## [The problem]
Among the lines of this listing, determine how many contain the string "Jana". Answer with the number only.

## [Recorded information]
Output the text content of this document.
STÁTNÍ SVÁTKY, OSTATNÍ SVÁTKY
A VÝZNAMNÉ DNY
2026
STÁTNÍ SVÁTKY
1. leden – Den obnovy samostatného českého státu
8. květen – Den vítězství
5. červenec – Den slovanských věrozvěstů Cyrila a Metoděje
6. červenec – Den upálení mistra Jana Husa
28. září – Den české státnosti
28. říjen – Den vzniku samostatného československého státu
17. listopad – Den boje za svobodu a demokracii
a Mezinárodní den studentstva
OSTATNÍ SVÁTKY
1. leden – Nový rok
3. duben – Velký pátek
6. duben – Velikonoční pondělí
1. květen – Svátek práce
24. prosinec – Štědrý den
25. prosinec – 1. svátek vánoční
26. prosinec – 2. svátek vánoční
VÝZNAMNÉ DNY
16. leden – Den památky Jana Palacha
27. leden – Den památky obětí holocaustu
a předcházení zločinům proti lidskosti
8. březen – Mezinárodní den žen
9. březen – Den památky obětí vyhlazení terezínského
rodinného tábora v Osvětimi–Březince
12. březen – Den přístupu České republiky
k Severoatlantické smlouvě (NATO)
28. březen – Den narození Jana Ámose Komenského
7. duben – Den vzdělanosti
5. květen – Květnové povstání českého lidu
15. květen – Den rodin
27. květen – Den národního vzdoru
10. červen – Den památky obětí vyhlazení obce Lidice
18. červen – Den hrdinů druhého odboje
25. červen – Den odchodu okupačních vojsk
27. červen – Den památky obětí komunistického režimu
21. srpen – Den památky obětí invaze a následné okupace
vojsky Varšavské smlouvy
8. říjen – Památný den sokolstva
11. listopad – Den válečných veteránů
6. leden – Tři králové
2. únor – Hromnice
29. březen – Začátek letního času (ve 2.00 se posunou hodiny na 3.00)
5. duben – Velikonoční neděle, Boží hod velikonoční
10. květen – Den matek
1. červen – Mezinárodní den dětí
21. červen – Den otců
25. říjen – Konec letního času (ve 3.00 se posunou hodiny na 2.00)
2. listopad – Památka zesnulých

## [Task response]
3